BEGIN

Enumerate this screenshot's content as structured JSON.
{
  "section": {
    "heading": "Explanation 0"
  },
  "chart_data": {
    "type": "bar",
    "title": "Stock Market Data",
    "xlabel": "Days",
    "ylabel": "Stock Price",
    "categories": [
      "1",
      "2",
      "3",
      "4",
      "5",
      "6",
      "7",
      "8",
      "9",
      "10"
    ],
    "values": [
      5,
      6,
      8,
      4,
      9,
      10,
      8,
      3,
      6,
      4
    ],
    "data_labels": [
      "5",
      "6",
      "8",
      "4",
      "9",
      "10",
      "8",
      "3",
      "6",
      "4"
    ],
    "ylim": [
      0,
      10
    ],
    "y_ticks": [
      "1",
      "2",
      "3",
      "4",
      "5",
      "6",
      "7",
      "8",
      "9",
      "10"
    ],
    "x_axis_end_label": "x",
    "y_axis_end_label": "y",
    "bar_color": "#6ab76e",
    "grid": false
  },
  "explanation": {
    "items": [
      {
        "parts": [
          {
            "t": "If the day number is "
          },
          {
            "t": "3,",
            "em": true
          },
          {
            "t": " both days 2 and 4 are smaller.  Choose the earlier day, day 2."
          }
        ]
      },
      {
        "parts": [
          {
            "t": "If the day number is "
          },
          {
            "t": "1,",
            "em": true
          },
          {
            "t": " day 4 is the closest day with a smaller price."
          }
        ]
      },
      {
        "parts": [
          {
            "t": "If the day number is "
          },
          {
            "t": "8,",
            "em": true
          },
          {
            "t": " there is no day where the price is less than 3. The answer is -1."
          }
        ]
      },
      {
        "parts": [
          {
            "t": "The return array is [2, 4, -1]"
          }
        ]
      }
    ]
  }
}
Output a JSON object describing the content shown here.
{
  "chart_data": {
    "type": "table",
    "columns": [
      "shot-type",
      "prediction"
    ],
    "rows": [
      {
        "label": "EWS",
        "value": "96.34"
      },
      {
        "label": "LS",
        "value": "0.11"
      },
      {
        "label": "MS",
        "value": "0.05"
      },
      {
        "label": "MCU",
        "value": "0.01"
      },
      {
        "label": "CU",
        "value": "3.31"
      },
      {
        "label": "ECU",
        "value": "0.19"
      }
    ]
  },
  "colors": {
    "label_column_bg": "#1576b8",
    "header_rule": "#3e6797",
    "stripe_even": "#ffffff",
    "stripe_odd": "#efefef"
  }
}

END

* Aim
Write out every entry above, word for word.

* Task answer
Enumerate this screenshot's content as structured JSON.
{
  "section": {
    "heading": "Explanation 0"
  },
  "chart_data": {
    "type": "bar",
    "title": "Stock Market Data",
    "xlabel": "Days",
    "ylabel": "Stock Price",
    "categories": [
      "1",
      "2",
      "3",
      "4",
      "5",
      "6",
      "7",
      "8",
      "9",
      "10"
    ],
    "values": [
      5,
      6,
      8,
      4,
      9,
      10,
      8,
      3,
      6,
      4
    ],
    "data_labels": [
      "5",
      "6",
      "8",
      "4",
      "9",
      "10",
      "8",
      "3",
      "6",
      "4"
    ],
    "ylim": [
      0,
      10
    ],
    "y_ticks": [
      "1",
      "2",
      "3",
      "4",
      "5",
      "6",
      "7",
      "8",
      "9",
      "10"
    ],
    "x_axis_end_label": "x",
    "y_axis_end_label": "y",
    "bar_color": "#6ab76e",
    "grid": false
  },
  "explanation": {
    "items": [
      {
        "parts": [
          {
            "t": "If the day number is "
          },
          {
            "t": "3,",
            "em": true
          },
          {
            "t": " both days 2 and 4 are smaller.  Choose the earlier day, day 2."
          }
        ]
      },
      {
        "parts": [
          {
            "t": "If the day number is "
          },
          {
            "t": "1,",
            "em": true
          },
          {
            "t": " day 4 is the closest day with a smaller price."
          }
        ]
      },
      {
        "parts": [
          {
            "t": "If the day number is "
          },
          {
            "t": "8,",
            "em": true
          },
          {
            "t": " there is no day where the price is less than 3. The answer is -1."
          }
        ]
      },
      {
        "parts": [
          {
            "t": "The return array is [2, 4, -1]"
          }
        ]
      }
    ]
  }
}
Output a JSON object describing the content shown here.
{
  "chart_data": {
    "type": "table",
    "columns": [
      "shot-type",
      "prediction"
    ],
    "rows": [
      {
        "label": "EWS",
        "value": "96.34"
      },
      {
        "label": "LS",
        "value": "0.11"
      },
      {
        "label": "MS",
        "value": "0.05"
      },
      {
        "label": "MCU",
        "value": "0.01"
      },
      {
        "label": "CU",
        "value": "3.31"
      },
      {
        "label": "ECU",
        "value": "0.19"
      }
    ]
  },
  "colors": {
    "label_column_bg": "#1576b8",
    "header_rule": "#3e6797",
    "stripe_even": "#ffffff",
    "stripe_odd": "#efefef"
  }
}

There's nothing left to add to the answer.